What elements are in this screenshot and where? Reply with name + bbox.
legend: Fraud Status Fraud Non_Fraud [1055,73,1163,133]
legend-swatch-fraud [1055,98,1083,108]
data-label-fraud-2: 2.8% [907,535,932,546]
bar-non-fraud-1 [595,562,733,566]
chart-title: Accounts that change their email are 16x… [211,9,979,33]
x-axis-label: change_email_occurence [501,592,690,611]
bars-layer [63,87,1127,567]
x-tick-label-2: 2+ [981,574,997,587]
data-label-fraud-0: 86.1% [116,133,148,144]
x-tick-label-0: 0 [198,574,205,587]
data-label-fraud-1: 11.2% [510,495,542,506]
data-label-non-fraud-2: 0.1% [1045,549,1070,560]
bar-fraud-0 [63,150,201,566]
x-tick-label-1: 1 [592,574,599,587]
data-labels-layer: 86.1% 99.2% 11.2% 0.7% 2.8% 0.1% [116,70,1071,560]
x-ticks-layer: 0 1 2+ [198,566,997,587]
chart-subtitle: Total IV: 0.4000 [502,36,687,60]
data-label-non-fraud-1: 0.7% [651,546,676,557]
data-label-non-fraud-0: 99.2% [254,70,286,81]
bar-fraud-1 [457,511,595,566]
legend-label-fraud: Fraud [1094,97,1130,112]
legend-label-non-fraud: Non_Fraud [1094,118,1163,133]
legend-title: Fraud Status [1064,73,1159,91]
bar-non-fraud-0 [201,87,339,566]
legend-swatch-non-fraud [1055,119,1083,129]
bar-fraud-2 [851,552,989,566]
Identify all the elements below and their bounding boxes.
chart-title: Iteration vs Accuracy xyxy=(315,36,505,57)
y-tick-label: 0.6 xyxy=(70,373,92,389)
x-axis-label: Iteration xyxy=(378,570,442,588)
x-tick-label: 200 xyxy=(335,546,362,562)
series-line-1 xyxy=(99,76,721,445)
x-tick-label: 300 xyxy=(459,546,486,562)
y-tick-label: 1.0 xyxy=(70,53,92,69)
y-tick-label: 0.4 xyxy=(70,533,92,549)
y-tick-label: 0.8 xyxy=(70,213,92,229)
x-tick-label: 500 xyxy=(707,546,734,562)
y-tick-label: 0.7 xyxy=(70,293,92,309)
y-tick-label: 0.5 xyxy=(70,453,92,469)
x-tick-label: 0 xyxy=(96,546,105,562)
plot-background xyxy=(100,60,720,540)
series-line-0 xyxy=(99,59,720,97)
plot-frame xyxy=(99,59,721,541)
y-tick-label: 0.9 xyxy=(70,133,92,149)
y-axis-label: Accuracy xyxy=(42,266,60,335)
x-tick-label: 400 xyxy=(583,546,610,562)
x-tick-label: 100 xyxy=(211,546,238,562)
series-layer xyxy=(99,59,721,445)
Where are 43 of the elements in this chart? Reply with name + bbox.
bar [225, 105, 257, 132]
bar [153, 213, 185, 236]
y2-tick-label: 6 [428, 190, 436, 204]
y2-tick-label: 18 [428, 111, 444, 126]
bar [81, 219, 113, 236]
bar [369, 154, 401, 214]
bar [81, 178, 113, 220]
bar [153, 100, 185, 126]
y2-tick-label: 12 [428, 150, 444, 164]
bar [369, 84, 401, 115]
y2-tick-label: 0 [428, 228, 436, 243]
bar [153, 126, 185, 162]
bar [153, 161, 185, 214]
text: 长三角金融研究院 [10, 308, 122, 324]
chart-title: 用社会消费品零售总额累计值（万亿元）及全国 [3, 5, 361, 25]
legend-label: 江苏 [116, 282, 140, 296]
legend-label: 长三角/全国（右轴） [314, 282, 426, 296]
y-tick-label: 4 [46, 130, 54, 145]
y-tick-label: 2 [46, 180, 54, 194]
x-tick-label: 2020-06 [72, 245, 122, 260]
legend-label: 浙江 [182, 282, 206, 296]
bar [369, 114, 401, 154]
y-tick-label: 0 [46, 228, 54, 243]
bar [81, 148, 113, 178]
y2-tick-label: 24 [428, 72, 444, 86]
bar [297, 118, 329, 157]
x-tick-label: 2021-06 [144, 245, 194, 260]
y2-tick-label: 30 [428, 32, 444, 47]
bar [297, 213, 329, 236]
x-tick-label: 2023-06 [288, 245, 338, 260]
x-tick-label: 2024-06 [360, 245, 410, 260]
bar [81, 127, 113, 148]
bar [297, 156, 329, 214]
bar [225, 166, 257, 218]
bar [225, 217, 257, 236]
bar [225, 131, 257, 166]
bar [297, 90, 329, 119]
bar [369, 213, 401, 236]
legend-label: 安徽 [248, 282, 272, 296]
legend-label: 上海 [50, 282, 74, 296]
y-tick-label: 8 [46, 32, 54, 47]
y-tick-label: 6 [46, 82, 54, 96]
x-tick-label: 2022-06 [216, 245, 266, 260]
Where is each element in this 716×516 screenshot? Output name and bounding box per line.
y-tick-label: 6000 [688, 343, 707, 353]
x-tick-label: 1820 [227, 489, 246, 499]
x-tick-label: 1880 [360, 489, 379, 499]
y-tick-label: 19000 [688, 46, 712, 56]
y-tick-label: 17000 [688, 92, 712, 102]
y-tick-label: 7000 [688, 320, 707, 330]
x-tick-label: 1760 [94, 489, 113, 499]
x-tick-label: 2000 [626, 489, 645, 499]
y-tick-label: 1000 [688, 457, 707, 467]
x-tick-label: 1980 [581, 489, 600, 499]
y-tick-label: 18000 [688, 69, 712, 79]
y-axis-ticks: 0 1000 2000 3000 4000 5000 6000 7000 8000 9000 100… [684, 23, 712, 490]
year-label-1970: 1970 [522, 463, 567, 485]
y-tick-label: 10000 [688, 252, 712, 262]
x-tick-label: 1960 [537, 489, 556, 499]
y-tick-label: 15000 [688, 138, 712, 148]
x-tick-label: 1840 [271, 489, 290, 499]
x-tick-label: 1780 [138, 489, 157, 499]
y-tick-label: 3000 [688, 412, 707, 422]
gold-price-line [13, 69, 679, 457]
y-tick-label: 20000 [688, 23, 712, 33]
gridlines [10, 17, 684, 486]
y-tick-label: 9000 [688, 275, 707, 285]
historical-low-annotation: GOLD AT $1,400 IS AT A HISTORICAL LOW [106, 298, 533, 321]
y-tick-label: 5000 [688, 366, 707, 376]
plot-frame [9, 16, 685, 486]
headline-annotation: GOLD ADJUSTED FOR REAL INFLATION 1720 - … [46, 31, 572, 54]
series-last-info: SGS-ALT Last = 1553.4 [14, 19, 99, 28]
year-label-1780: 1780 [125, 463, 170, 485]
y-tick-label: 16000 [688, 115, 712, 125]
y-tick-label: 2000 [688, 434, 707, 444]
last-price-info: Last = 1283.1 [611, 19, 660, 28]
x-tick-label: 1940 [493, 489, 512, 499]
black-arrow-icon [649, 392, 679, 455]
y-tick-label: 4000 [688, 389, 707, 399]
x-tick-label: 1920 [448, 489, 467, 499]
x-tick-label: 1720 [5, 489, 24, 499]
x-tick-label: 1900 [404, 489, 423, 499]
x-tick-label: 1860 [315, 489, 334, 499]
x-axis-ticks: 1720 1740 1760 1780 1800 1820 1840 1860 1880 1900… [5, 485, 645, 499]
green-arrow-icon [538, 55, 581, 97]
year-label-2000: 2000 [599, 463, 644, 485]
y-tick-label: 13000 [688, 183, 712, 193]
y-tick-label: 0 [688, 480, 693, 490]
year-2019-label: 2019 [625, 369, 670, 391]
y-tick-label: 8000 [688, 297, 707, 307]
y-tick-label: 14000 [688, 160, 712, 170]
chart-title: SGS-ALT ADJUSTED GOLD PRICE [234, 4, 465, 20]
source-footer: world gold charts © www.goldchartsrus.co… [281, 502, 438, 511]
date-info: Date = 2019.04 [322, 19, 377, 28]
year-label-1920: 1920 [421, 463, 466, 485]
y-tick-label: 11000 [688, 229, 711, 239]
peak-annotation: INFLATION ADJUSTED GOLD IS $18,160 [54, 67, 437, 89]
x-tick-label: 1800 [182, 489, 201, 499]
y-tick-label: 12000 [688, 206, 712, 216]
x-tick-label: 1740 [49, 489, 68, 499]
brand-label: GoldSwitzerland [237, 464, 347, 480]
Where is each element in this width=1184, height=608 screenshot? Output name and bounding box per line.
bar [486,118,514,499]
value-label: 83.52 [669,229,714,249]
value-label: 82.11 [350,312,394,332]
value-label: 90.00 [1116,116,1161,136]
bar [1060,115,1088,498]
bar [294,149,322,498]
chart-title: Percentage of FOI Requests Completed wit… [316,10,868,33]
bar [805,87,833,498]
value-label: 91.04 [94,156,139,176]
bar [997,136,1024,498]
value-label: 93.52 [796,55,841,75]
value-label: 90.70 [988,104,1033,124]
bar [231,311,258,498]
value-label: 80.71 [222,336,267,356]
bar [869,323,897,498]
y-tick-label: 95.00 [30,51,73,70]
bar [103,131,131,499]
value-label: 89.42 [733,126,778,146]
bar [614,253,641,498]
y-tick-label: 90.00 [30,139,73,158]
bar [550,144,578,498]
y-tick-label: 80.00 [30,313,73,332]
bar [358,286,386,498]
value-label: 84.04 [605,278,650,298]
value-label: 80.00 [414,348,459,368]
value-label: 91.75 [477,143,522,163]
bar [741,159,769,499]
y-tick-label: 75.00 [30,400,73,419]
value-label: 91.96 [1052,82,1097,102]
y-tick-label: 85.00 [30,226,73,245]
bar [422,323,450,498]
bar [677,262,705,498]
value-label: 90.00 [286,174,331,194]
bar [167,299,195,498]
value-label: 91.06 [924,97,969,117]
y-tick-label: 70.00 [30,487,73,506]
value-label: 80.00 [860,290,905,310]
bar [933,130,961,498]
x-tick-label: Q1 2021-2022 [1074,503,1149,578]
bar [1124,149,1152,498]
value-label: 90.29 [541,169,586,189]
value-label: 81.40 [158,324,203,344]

· · ·

Return everything from the start of the material down to the line containing "legend-title: Fraud Status [1064,73,1159,91]", inclusive, reproducing those lines verbatim.

What elements are in this screenshot and where? Reply with name + bbox.
legend: Fraud Status Fraud Non_Fraud [1055,73,1163,133]
legend-swatch-fraud [1055,98,1083,108]
data-label-fraud-2: 2.8% [907,535,932,546]
bar-non-fraud-1 [595,562,733,566]
chart-title: Accounts that change their email are 16x… [211,9,979,33]
x-axis-label: change_email_occurence [501,592,690,611]
bars-layer [63,87,1127,567]
x-tick-label-2: 2+ [981,574,997,587]
data-label-fraud-0: 86.1% [116,133,148,144]
x-tick-label-0: 0 [198,574,205,587]
data-label-fraud-1: 11.2% [510,495,542,506]
data-label-non-fraud-2: 0.1% [1045,549,1070,560]
bar-fraud-0 [63,150,201,566]
x-tick-label-1: 1 [592,574,599,587]
data-labels-layer: 86.1% 99.2% 11.2% 0.7% 2.8% 0.1% [116,70,1071,560]
x-ticks-layer: 0 1 2+ [198,566,997,587]
chart-subtitle: Total IV: 0.4000 [502,36,687,60]
data-label-non-fraud-1: 0.7% [651,546,676,557]
data-label-non-fraud-0: 99.2% [254,70,286,81]
bar-fraud-1 [457,511,595,566]
legend-label-fraud: Fraud [1094,97,1130,112]
legend-label-non-fraud: Non_Fraud [1094,118,1163,133]
legend-title: Fraud Status [1064,73,1159,91]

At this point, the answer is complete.